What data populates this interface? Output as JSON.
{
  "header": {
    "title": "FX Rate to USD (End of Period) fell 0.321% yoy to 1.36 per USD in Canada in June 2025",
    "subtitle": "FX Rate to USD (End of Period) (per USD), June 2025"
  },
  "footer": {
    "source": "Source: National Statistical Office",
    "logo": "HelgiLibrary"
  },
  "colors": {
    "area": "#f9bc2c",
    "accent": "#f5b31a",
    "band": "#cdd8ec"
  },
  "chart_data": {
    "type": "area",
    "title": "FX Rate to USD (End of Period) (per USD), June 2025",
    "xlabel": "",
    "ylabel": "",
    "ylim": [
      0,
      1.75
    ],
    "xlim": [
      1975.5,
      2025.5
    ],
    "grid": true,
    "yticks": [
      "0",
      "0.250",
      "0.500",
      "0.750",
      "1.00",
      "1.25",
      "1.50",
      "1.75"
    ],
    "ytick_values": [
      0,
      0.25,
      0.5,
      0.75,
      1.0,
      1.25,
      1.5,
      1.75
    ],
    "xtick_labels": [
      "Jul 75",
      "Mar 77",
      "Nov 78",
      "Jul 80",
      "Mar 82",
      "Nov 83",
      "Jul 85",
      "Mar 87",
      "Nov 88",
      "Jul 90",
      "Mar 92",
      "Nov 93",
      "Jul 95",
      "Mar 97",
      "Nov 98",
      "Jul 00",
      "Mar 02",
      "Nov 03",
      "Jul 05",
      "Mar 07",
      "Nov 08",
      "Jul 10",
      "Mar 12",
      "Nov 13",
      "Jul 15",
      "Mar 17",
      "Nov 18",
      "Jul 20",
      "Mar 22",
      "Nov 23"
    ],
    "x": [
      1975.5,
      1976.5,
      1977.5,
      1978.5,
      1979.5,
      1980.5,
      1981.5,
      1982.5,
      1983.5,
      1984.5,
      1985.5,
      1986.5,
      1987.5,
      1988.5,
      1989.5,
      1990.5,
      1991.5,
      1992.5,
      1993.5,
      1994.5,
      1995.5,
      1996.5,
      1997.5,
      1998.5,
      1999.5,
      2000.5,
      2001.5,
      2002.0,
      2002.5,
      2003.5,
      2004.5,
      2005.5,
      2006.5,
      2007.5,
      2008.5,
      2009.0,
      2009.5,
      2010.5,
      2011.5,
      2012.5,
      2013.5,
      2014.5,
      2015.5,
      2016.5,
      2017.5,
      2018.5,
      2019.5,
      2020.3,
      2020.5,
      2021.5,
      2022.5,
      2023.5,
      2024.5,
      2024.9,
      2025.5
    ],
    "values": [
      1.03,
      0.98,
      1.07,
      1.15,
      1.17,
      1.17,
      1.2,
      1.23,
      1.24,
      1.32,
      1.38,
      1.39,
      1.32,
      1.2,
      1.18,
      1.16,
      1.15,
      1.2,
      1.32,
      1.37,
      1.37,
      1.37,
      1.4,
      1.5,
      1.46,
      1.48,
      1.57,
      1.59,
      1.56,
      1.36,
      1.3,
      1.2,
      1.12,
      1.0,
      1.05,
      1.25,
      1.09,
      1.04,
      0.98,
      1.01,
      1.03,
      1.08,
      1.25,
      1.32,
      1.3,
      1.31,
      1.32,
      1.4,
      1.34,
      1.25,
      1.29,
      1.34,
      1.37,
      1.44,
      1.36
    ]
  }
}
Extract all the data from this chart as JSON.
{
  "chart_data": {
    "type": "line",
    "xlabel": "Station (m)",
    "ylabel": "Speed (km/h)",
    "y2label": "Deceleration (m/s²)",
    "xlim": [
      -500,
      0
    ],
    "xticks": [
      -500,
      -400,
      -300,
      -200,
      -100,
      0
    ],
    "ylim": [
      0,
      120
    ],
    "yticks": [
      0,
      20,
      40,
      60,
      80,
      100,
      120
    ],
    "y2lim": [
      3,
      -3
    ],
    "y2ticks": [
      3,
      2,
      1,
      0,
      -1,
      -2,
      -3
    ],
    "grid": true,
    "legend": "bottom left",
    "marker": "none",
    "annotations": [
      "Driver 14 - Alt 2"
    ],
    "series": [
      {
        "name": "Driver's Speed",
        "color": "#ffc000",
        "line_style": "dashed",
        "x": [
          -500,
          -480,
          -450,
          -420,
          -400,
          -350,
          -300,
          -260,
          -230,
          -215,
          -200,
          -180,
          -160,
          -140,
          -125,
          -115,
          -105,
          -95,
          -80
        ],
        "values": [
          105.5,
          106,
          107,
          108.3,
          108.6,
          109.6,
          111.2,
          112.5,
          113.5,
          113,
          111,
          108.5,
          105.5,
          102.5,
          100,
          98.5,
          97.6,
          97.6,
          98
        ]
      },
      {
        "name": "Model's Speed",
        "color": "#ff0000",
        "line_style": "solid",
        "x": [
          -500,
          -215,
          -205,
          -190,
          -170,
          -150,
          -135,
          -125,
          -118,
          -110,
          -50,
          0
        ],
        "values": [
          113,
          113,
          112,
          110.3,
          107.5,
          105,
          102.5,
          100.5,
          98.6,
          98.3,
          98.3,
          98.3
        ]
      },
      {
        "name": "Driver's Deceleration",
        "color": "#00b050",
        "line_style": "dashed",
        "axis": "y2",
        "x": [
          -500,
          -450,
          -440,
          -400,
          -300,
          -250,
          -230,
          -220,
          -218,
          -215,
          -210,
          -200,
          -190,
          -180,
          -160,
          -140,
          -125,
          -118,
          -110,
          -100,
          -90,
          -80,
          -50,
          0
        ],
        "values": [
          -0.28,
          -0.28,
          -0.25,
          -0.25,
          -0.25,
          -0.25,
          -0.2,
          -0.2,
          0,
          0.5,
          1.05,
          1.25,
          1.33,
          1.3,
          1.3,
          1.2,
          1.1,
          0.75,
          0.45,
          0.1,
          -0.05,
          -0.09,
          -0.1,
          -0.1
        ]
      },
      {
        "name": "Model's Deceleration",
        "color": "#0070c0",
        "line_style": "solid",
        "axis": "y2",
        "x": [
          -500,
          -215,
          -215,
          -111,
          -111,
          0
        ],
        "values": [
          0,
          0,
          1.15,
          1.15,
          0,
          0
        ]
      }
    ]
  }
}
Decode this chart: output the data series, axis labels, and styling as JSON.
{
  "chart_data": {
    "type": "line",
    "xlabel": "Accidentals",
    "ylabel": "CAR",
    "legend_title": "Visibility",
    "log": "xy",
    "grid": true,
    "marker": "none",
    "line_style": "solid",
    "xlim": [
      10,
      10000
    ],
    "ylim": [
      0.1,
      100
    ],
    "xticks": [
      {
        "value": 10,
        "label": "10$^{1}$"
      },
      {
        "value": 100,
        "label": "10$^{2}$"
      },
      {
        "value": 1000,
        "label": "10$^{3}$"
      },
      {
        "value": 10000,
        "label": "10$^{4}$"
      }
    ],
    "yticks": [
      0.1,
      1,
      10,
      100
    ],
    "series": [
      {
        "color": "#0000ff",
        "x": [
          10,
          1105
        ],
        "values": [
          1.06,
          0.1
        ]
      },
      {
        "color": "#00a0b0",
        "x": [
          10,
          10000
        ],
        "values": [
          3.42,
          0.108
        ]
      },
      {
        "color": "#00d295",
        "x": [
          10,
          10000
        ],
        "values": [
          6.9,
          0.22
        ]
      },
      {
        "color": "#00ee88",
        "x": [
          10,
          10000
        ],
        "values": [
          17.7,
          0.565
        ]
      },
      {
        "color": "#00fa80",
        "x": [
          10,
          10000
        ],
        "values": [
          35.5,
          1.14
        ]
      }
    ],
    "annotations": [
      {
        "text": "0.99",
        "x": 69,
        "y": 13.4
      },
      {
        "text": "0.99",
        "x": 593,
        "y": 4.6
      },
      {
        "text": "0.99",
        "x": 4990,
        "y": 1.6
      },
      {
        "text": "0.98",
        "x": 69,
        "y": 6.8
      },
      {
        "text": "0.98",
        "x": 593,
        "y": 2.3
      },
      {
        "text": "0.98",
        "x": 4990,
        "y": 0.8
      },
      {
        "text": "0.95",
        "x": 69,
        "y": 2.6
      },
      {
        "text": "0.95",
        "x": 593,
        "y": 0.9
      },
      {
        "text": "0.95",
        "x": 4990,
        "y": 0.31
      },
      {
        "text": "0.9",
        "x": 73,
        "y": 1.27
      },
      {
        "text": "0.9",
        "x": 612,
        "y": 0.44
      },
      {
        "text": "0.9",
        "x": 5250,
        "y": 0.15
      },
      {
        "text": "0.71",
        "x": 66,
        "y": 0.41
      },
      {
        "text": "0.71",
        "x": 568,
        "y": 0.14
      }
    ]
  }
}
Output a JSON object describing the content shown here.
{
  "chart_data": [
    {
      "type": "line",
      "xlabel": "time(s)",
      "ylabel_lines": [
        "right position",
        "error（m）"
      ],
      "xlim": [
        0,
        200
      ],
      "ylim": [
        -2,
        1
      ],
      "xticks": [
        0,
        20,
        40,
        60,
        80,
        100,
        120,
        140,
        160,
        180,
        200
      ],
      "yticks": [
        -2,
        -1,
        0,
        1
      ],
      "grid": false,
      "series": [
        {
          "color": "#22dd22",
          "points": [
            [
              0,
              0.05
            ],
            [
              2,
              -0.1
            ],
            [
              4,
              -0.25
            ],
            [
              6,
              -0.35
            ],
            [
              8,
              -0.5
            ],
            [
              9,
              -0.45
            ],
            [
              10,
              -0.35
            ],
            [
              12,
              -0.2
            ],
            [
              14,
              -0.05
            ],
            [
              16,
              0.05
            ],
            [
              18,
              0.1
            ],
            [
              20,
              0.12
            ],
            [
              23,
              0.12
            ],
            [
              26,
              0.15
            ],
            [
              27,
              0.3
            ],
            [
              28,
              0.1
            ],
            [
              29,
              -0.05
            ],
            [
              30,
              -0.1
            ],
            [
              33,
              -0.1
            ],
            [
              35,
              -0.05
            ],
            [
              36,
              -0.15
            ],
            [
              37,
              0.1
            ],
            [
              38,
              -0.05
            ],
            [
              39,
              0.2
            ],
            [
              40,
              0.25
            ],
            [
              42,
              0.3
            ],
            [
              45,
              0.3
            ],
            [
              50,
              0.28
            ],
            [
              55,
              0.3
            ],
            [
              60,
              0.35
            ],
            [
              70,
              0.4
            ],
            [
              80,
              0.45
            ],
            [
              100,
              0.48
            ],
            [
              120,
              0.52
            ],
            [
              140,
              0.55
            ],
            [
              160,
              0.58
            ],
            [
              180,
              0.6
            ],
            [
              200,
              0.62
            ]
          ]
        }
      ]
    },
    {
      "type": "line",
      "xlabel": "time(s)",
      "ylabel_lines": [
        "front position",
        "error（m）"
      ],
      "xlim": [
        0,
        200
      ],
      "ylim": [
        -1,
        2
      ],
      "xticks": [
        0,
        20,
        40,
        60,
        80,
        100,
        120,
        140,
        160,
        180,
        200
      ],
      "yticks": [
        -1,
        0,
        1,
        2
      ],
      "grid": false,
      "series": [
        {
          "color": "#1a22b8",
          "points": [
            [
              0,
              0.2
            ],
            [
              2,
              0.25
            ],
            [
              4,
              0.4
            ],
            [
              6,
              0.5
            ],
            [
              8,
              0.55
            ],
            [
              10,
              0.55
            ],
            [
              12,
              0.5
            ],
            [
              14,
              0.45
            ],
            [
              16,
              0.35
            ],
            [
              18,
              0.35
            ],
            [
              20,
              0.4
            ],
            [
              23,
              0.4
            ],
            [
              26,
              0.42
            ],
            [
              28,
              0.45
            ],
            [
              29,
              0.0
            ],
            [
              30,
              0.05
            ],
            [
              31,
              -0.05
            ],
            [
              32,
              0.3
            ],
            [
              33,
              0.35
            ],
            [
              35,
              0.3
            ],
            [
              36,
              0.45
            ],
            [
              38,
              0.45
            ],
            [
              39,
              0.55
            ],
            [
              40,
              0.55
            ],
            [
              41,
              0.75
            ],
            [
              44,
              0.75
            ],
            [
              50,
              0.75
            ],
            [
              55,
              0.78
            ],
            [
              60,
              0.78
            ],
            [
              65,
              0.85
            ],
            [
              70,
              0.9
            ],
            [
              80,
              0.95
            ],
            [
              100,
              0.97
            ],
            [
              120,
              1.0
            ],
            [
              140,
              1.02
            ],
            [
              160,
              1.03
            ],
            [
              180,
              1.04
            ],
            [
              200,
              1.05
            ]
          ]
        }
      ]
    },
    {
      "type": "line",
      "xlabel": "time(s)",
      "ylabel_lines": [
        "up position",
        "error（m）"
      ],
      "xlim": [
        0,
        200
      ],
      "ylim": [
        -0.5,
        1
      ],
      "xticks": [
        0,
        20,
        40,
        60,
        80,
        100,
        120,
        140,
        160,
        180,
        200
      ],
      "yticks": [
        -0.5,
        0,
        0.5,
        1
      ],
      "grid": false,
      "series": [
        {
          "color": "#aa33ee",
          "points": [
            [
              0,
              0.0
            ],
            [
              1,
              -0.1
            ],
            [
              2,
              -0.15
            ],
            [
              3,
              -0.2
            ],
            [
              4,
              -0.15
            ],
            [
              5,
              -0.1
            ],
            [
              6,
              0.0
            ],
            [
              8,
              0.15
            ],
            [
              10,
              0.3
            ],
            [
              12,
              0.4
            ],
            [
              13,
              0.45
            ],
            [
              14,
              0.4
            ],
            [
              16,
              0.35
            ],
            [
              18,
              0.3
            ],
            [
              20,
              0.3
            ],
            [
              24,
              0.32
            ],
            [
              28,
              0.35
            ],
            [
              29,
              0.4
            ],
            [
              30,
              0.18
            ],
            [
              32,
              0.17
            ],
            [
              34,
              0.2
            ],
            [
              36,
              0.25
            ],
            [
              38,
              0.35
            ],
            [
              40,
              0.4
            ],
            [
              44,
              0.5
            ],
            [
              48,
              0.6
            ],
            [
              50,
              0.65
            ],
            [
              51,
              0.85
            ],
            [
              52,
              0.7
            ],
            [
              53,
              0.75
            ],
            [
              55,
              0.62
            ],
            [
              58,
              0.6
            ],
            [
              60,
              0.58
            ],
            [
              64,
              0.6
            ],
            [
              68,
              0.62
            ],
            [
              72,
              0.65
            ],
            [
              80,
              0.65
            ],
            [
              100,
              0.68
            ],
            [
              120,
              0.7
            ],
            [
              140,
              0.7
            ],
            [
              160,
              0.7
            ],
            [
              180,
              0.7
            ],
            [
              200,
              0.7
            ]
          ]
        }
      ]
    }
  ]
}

--*--

CHALLENGE
Pull out each line of the entries that contains "Driver".

OUTPUT
      "Driver 14 - Alt 2"
        "name": "Driver's Speed",
        "name": "Driver's Deceleration",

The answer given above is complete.